## WRITTEN INSTRUCTION
Render the lines from the one containing "page-title: Захват сетевых" through the end of the records, both included, as a JSON list of strings with one string per line and blank lines left out.

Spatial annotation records

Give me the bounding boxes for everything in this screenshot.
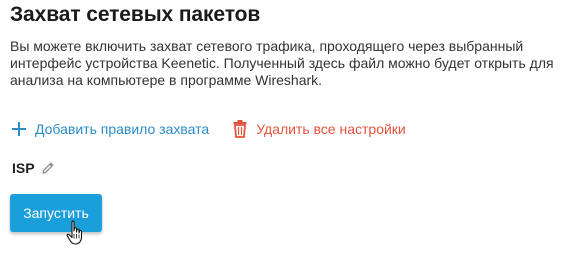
page-title: Захват сетевых пакетов [10,3,261,26]
interface-row: ISP [12,160,55,176]
add-capture-rule-link[interactable]: Добавить правило захвата [10,120,209,138]
delete-all-settings-label: Удалить все настройки [256,121,406,137]
interface-name: ISP [12,160,35,176]
action-bar: Добавить правило захвата Удалить все нас… [10,118,406,140]
packet-capture-panel: Захват сетевых пакетов Вы можете включит… [0,0,568,256]
add-capture-rule-label: Добавить правило захвата [35,121,210,137]
delete-all-settings-link[interactable]: Удалить все настройки [231,120,406,138]
trash-icon [231,120,249,138]
start-capture-button[interactable]: Запустить [10,194,102,232]
plus-icon [10,120,28,138]
page-description: Вы можете включить захват сетевого трафи… [10,38,554,88]
pencil-icon[interactable] [41,161,55,175]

## RESULT OF THE TASK
[
  "page-title: Захват сетевых пакетов [10,3,261,26]",
  "interface-row: ISP [12,160,55,176]",
  "add-capture-rule-link[interactable]: Добавить правило захвата [10,120,209,138]",
  "delete-all-settings-label: Удалить все настройки [256,121,406,137]",
  "interface-name: ISP [12,160,35,176]",
  "action-bar: Добавить правило захвата Удалить все нас… [10,118,406,140]",
  "packet-capture-panel: Захват сетевых пакетов Вы можете включит… [0,0,568,256]",
  "add-capture-rule-label: Добавить правило захвата [35,121,210,137]",
  "delete-all-settings-link[interactable]: Удалить все настройки [231,120,406,138]",
  "trash-icon [231,120,249,138]",
  "start-capture-button[interactable]: Запустить [10,194,102,232]",
  "plus-icon [10,120,28,138]",
  "page-description: Вы можете включить захват сетевого трафи… [10,38,554,88]",
  "pencil-icon[interactable] [41,161,55,175]"
]